> _STATED GOAL_:
Compile every line that includes the word "grow".

> _INPUT MATERIAL_:
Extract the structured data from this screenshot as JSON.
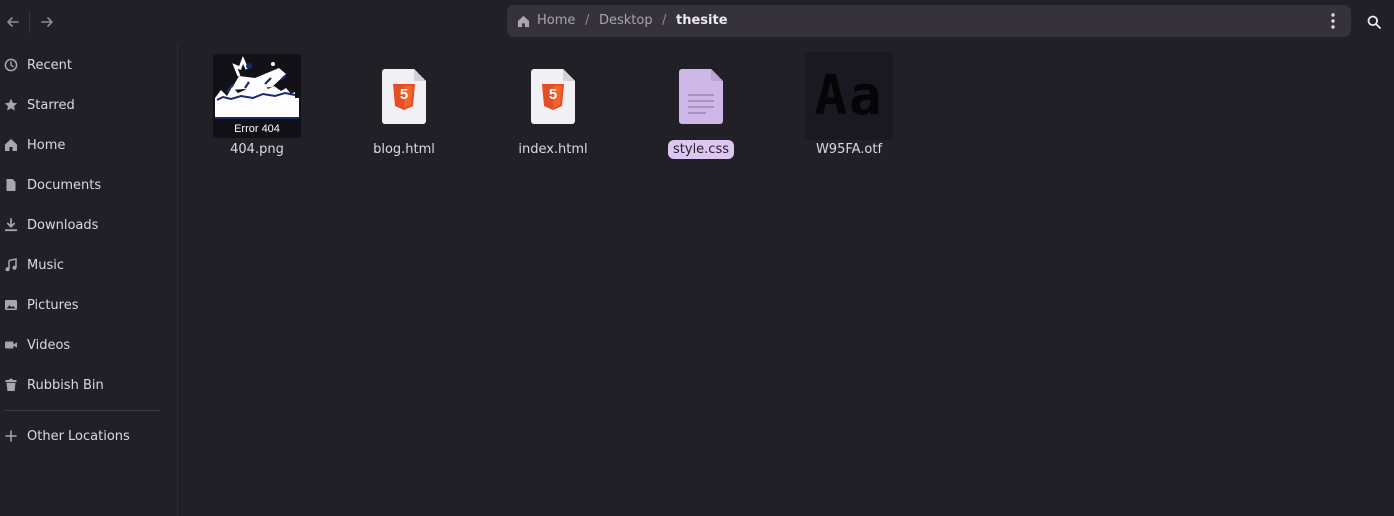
{
  "header": {
    "back_icon": "arrow-left-icon",
    "forward_icon": "arrow-right-icon",
    "breadcrumb": [
      {
        "label": "Home",
        "icon": "home-icon"
      },
      {
        "label": "Desktop"
      },
      {
        "label": "thesite"
      }
    ],
    "separator": "/",
    "menu_icon": "kebab-menu-icon",
    "search_icon": "search-icon"
  },
  "sidebar": {
    "items": [
      {
        "label": "Recent",
        "icon": "clock-icon"
      },
      {
        "label": "Starred",
        "icon": "star-icon"
      },
      {
        "label": "Home",
        "icon": "home-icon"
      },
      {
        "label": "Documents",
        "icon": "document-icon"
      },
      {
        "label": "Downloads",
        "icon": "download-icon"
      },
      {
        "label": "Music",
        "icon": "music-icon"
      },
      {
        "label": "Pictures",
        "icon": "picture-icon"
      },
      {
        "label": "Videos",
        "icon": "video-icon"
      },
      {
        "label": "Rubbish Bin",
        "icon": "trash-icon"
      }
    ],
    "other": {
      "label": "Other Locations",
      "icon": "plus-icon"
    }
  },
  "files": [
    {
      "name": "404.png",
      "icon": "image-thumbnail-icon",
      "thumb_caption": "Error 404"
    },
    {
      "name": "blog.html",
      "icon": "html5-file-icon",
      "badge": "5"
    },
    {
      "name": "index.html",
      "icon": "html5-file-icon",
      "badge": "5"
    },
    {
      "name": "style.css",
      "icon": "css-file-icon",
      "selected": true
    },
    {
      "name": "W95FA.otf",
      "icon": "font-file-icon",
      "preview": "Aa"
    }
  ],
  "colors": {
    "background": "#222027",
    "pathbar": "#35323c",
    "selection": "#ddc7f2",
    "html5_orange": "#e44d26"
  }
}
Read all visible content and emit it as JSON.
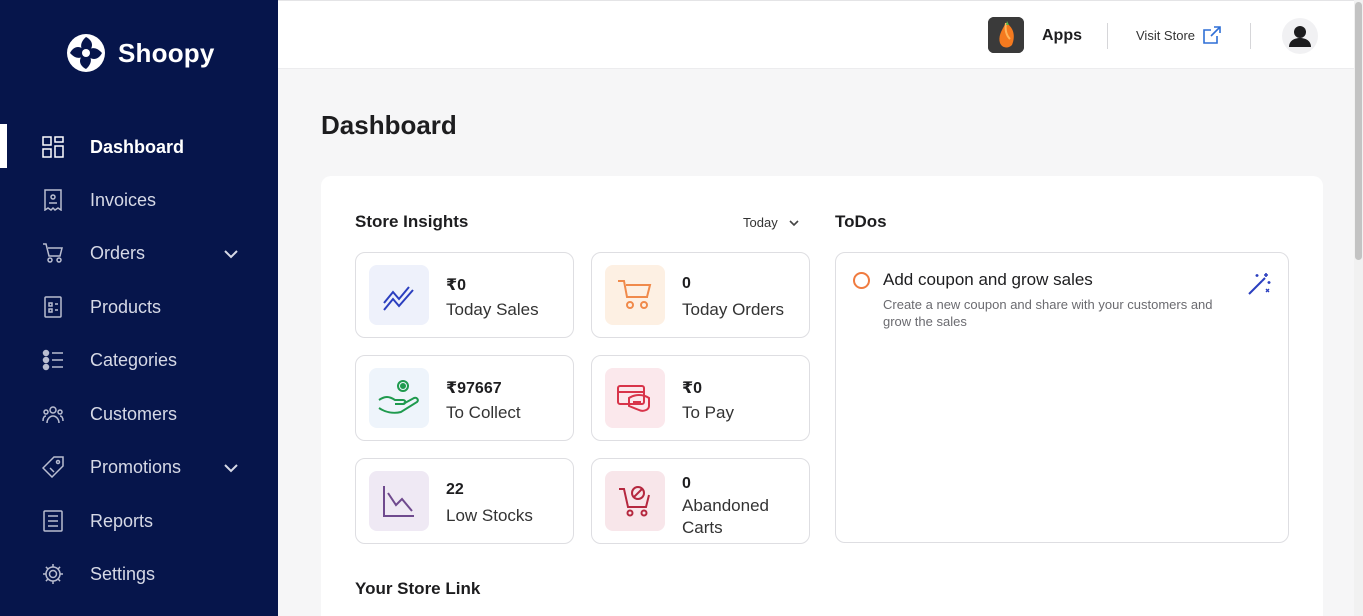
{
  "app": {
    "name": "Shoopy"
  },
  "sidebar": {
    "items": [
      {
        "label": "Dashboard",
        "icon": "dashboard-icon",
        "active": true
      },
      {
        "label": "Invoices",
        "icon": "invoice-icon"
      },
      {
        "label": "Orders",
        "icon": "cart-icon",
        "expandable": true
      },
      {
        "label": "Products",
        "icon": "product-icon"
      },
      {
        "label": "Categories",
        "icon": "categories-icon"
      },
      {
        "label": "Customers",
        "icon": "customers-icon"
      },
      {
        "label": "Promotions",
        "icon": "tag-icon",
        "expandable": true
      },
      {
        "label": "Reports",
        "icon": "reports-icon"
      },
      {
        "label": "Settings",
        "icon": "gear-icon"
      }
    ]
  },
  "header": {
    "apps_label": "Apps",
    "visit_store_label": "Visit Store"
  },
  "page": {
    "title": "Dashboard"
  },
  "insights": {
    "title": "Store Insights",
    "period": "Today",
    "stats": [
      {
        "value": "₹0",
        "label": "Today Sales",
        "icon": "trend-line-icon",
        "color": "#2b3fbf",
        "bg": "#eef1fb"
      },
      {
        "value": "0",
        "label": "Today Orders",
        "icon": "shopping-cart-icon",
        "color": "#f08a4b",
        "bg": "#fdf0e3"
      },
      {
        "value": "₹97667",
        "label": "To Collect",
        "icon": "hand-coin-icon",
        "color": "#1f9a4e",
        "bg": "#eef4fb"
      },
      {
        "value": "₹0",
        "label": "To Pay",
        "icon": "wallet-card-icon",
        "color": "#d8344a",
        "bg": "#fbe8ec"
      },
      {
        "value": "22",
        "label": "Low Stocks",
        "icon": "low-stock-chart-icon",
        "color": "#6f4a8e",
        "bg": "#efe9f4"
      },
      {
        "value": "0",
        "label": "Abandoned Carts",
        "icon": "cart-blocked-icon",
        "color": "#b5283f",
        "bg": "#f8e6ea"
      }
    ]
  },
  "todos": {
    "title": "ToDos",
    "items": [
      {
        "title": "Add coupon and grow sales",
        "description": "Create a new coupon and share with your customers and grow the sales"
      }
    ]
  },
  "store_link": {
    "title": "Your Store Link"
  },
  "colors": {
    "sidebar_bg": "#06154b",
    "accent": "#f07b3f",
    "page_bg": "#f6f6f7"
  }
}
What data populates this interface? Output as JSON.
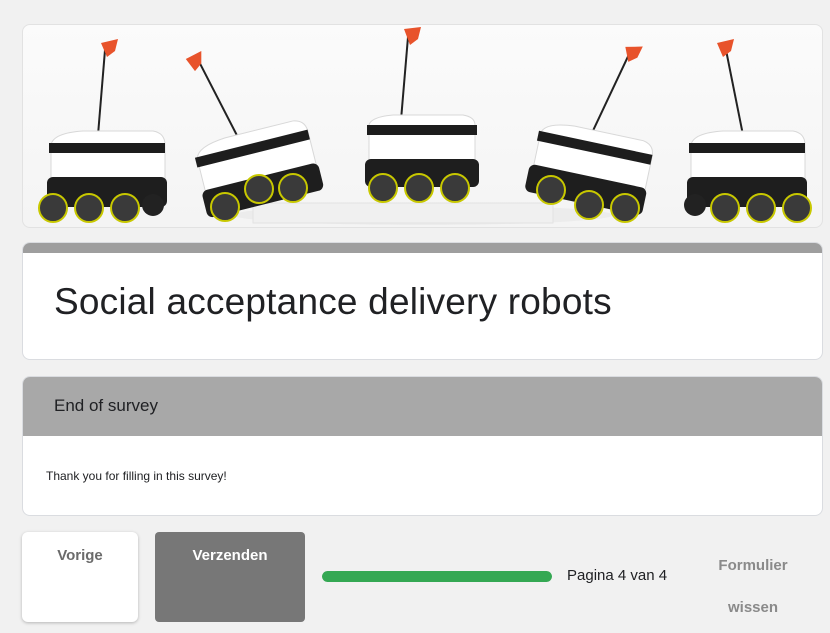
{
  "form": {
    "title": "Social acceptance delivery robots",
    "section_title": "End of survey",
    "section_description": "Thank you for filling in this survey!"
  },
  "navigation": {
    "back_label": "Vorige",
    "submit_label": "Verzenden",
    "page_indicator": "Pagina 4 van 4",
    "progress_fraction": 1.0,
    "clear_label_line1": "Formulier",
    "clear_label_line2": "wissen"
  },
  "colors": {
    "progress": "#34a853",
    "header_bar": "#9e9e9e",
    "section_header": "#a8a8a8",
    "submit_button": "#777777"
  },
  "header_image": {
    "subject": "five delivery robots with orange flags"
  }
}
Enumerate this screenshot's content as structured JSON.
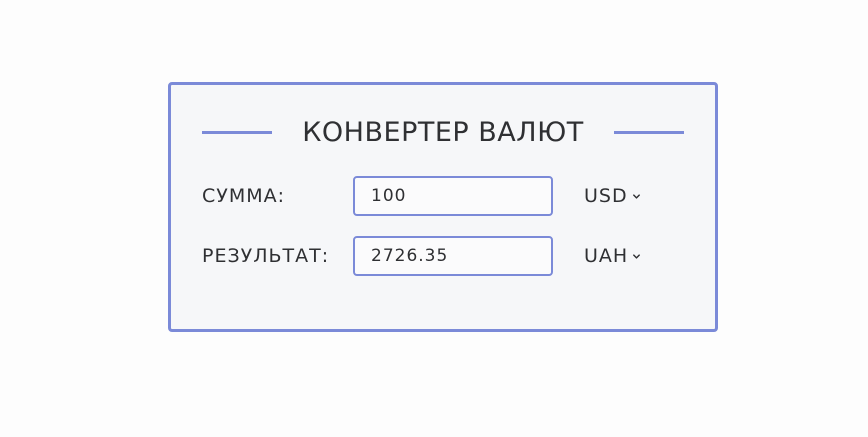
{
  "converter": {
    "title": "КОНВЕРТЕР ВАЛЮТ",
    "amount": {
      "label": "СУММА:",
      "value": "100",
      "currency": "USD"
    },
    "result": {
      "label": "РЕЗУЛЬТАТ:",
      "value": "2726.35",
      "currency": "UAH"
    }
  },
  "colors": {
    "accent": "#7b8ad8",
    "card_background": "#f6f7f9",
    "text": "#2f3033"
  },
  "icons": {
    "dropdown": "chevron-down-icon"
  }
}
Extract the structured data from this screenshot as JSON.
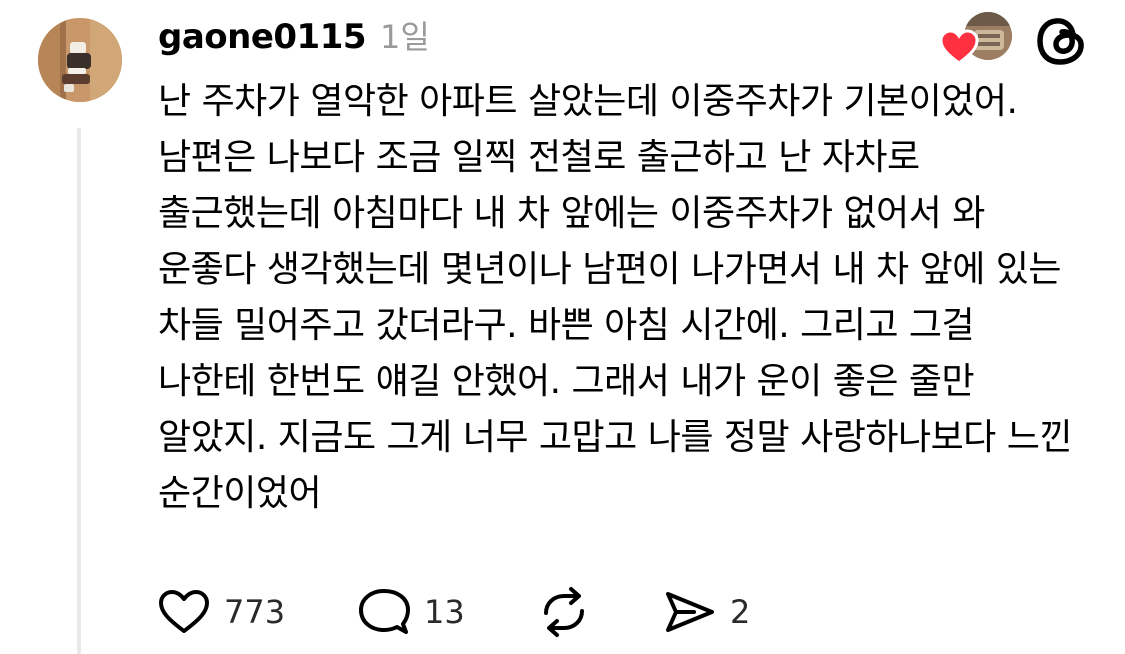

> _COMPLETE OUTPUT_:
        "title": "Add coupon and grow sales",
        "description": "Create a new coupon and share with your customers and grow the sales"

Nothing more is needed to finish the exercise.